### [DIRECTIVE]
Copy out all the entries word for word.

### [LISTED ENTRIES]
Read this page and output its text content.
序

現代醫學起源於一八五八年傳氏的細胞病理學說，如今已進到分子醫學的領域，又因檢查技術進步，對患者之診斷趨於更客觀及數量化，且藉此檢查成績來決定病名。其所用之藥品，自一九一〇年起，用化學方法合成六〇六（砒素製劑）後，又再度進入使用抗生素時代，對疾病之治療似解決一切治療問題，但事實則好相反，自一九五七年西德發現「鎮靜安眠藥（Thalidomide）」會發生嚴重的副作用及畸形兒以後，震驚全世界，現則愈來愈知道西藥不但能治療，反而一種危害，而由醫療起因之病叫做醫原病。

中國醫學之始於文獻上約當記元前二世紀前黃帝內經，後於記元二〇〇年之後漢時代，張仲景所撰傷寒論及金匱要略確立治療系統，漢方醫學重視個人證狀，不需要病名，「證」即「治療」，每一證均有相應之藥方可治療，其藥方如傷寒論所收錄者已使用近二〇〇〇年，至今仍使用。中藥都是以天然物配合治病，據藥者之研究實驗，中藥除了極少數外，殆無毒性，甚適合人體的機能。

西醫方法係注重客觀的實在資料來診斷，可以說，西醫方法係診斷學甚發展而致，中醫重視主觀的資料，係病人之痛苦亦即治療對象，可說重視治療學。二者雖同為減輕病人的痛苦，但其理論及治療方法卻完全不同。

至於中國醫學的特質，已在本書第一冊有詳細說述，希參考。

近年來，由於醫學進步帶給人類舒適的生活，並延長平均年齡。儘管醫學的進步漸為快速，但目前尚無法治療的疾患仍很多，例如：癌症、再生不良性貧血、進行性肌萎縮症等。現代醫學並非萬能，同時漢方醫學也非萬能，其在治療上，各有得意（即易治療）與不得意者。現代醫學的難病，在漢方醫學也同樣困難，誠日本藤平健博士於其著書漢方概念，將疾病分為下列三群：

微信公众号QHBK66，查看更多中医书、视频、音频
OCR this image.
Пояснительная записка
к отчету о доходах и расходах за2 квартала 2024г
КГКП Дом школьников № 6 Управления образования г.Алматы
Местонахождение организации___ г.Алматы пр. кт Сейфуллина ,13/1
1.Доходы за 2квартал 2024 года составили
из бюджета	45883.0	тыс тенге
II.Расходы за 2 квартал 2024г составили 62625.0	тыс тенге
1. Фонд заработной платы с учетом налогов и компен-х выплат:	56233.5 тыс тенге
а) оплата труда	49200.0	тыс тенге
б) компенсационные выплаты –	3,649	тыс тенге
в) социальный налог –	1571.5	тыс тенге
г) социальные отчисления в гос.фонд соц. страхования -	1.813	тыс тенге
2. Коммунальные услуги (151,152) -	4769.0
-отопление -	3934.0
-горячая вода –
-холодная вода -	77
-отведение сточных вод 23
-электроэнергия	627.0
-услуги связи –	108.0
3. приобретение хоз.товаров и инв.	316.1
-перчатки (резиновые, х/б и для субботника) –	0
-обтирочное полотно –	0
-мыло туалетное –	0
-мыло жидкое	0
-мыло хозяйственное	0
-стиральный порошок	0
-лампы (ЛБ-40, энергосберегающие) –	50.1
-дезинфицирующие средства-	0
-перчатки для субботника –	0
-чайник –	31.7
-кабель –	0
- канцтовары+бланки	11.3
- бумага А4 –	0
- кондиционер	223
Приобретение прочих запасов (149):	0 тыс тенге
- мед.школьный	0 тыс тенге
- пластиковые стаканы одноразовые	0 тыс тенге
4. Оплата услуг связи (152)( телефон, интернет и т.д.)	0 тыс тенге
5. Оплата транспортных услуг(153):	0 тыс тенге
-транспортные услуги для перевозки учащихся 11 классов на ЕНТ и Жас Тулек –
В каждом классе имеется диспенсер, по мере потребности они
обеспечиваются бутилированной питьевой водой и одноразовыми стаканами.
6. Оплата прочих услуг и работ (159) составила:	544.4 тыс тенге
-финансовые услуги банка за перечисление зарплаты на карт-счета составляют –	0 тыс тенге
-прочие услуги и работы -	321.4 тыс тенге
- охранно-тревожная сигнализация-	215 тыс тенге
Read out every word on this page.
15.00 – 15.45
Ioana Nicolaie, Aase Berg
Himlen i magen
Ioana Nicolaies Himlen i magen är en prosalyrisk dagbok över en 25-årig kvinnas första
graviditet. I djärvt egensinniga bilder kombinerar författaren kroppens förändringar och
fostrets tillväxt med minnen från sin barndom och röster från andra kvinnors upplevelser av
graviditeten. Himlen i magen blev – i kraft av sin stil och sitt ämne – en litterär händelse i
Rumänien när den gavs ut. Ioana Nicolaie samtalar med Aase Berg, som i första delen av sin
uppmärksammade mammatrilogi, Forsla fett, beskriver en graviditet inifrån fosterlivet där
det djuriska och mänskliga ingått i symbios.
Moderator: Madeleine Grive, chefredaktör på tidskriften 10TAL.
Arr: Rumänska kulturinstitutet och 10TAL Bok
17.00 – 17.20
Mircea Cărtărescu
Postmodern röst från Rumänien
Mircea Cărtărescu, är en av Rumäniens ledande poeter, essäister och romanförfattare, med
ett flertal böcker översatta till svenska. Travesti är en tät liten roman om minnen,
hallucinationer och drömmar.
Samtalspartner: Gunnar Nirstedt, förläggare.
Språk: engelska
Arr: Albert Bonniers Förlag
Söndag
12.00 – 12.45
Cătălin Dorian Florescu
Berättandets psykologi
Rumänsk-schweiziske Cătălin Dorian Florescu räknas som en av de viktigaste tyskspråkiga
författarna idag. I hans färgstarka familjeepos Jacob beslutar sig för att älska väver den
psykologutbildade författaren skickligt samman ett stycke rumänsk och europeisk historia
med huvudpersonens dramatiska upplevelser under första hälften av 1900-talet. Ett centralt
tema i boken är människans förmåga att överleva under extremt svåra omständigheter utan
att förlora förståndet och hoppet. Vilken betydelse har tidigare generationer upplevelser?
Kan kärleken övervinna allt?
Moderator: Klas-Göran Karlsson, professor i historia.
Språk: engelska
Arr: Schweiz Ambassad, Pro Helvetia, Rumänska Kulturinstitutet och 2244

### [EXERCISE ANSWER]
Read this page and output its text content.
序

現代醫學起源於一八五八年傳氏的細胞病理學說，如今已進到分子醫學的領域，又因檢查技術進步，對患者之診斷趨於更客觀及數量化，且藉此檢查成績來決定病名。其所用之藥品，自一九一〇年起，用化學方法合成六〇六（砒素製劑）後，又再度進入使用抗生素時代，對疾病之治療似解決一切治療問題，但事實則好相反，自一九五七年西德發現「鎮靜安眠藥（Thalidomide）」會發生嚴重的副作用及畸形兒以後，震驚全世界，現則愈來愈知道西藥不但能治療，反而一種危害，而由醫療起因之病叫做醫原病。

中國醫學之始於文獻上約當記元前二世紀前黃帝內經，後於記元二〇〇年之後漢時代，張仲景所撰傷寒論及金匱要略確立治療系統，漢方醫學重視個人證狀，不需要病名，「證」即「治療」，每一證均有相應之藥方可治療，其藥方如傷寒論所收錄者已使用近二〇〇〇年，至今仍使用。中藥都是以天然物配合治病，據藥者之研究實驗，中藥除了極少數外，殆無毒性，甚適合人體的機能。

西醫方法係注重客觀的實在資料來診斷，可以說，西醫方法係診斷學甚發展而致，中醫重視主觀的資料，係病人之痛苦亦即治療對象，可說重視治療學。二者雖同為減輕病人的痛苦，但其理論及治療方法卻完全不同。

至於中國醫學的特質，已在本書第一冊有詳細說述，希參考。

近年來，由於醫學進步帶給人類舒適的生活，並延長平均年齡。儘管醫學的進步漸為快速，但目前尚無法治療的疾患仍很多，例如：癌症、再生不良性貧血、進行性肌萎縮症等。現代醫學並非萬能，同時漢方醫學也非萬能，其在治療上，各有得意（即易治療）與不得意者。現代醫學的難病，在漢方醫學也同樣困難，誠日本藤平健博士於其著書漢方概念，將疾病分為下列三群：

微信公众号QHBK66，查看更多中医书、视频、音频
OCR this image.
Пояснительная записка
к отчету о доходах и расходах за2 квартала 2024г
КГКП Дом школьников № 6 Управления образования г.Алматы
Местонахождение организации___ г.Алматы пр. кт Сейфуллина ,13/1
1.Доходы за 2квартал 2024 года составили
из бюджета	45883.0	тыс тенге
II.Расходы за 2 квартал 2024г составили 62625.0	тыс тенге
1. Фонд заработной платы с учетом налогов и компен-х выплат:	56233.5 тыс тенге
а) оплата труда	49200.0	тыс тенге
б) компенсационные выплаты –	3,649	тыс тенге
в) социальный налог –	1571.5	тыс тенге
г) социальные отчисления в гос.фонд соц. страхования -	1.813	тыс тенге
2. Коммунальные услуги (151,152) -	4769.0
-отопление -	3934.0
-горячая вода –
-холодная вода -	77
-отведение сточных вод 23
-электроэнергия	627.0
-услуги связи –	108.0
3. приобретение хоз.товаров и инв.	316.1
-перчатки (резиновые, х/б и для субботника) –	0
-обтирочное полотно –	0
-мыло туалетное –	0
-мыло жидкое	0
-мыло хозяйственное	0
-стиральный порошок	0
-лампы (ЛБ-40, энергосберегающие) –	50.1
-дезинфицирующие средства-	0
-перчатки для субботника –	0
-чайник –	31.7
-кабель –	0
- канцтовары+бланки	11.3
- бумага А4 –	0
- кондиционер	223
Приобретение прочих запасов (149):	0 тыс тенге
- мед.школьный	0 тыс тенге
- пластиковые стаканы одноразовые	0 тыс тенге
4. Оплата услуг связи (152)( телефон, интернет и т.д.)	0 тыс тенге
5. Оплата транспортных услуг(153):	0 тыс тенге
-транспортные услуги для перевозки учащихся 11 классов на ЕНТ и Жас Тулек –
В каждом классе имеется диспенсер, по мере потребности они
обеспечиваются бутилированной питьевой водой и одноразовыми стаканами.
6. Оплата прочих услуг и работ (159) составила:	544.4 тыс тенге
-финансовые услуги банка за перечисление зарплаты на карт-счета составляют –	0 тыс тенге
-прочие услуги и работы -	321.4 тыс тенге
- охранно-тревожная сигнализация-	215 тыс тенге
Read out every word on this page.
15.00 – 15.45
Ioana Nicolaie, Aase Berg
Himlen i magen
Ioana Nicolaies Himlen i magen är en prosalyrisk dagbok över en 25-årig kvinnas första
graviditet. I djärvt egensinniga bilder kombinerar författaren kroppens förändringar och
fostrets tillväxt med minnen från sin barndom och röster från andra kvinnors upplevelser av
graviditeten. Himlen i magen blev – i kraft av sin stil och sitt ämne – en litterär händelse i
Rumänien när den gavs ut. Ioana Nicolaie samtalar med Aase Berg, som i första delen av sin
uppmärksammade mammatrilogi, Forsla fett, beskriver en graviditet inifrån fosterlivet där
det djuriska och mänskliga ingått i symbios.
Moderator: Madeleine Grive, chefredaktör på tidskriften 10TAL.
Arr: Rumänska kulturinstitutet och 10TAL Bok
17.00 – 17.20
Mircea Cărtărescu
Postmodern röst från Rumänien
Mircea Cărtărescu, är en av Rumäniens ledande poeter, essäister och romanförfattare, med
ett flertal böcker översatta till svenska. Travesti är en tät liten roman om minnen,
hallucinationer och drömmar.
Samtalspartner: Gunnar Nirstedt, förläggare.
Språk: engelska
Arr: Albert Bonniers Förlag
Söndag
12.00 – 12.45
Cătălin Dorian Florescu
Berättandets psykologi
Rumänsk-schweiziske Cătălin Dorian Florescu räknas som en av de viktigaste tyskspråkiga
författarna idag. I hans färgstarka familjeepos Jacob beslutar sig för att älska väver den
psykologutbildade författaren skickligt samman ett stycke rumänsk och europeisk historia
med huvudpersonens dramatiska upplevelser under första hälften av 1900-talet. Ett centralt
tema i boken är människans förmåga att överleva under extremt svåra omständigheter utan
att förlora förståndet och hoppet. Vilken betydelse har tidigare generationer upplevelser?
Kan kärleken övervinna allt?
Moderator: Klas-Göran Karlsson, professor i historia.
Språk: engelska
Arr: Schweiz Ambassad, Pro Helvetia, Rumänska Kulturinstitutet och 2244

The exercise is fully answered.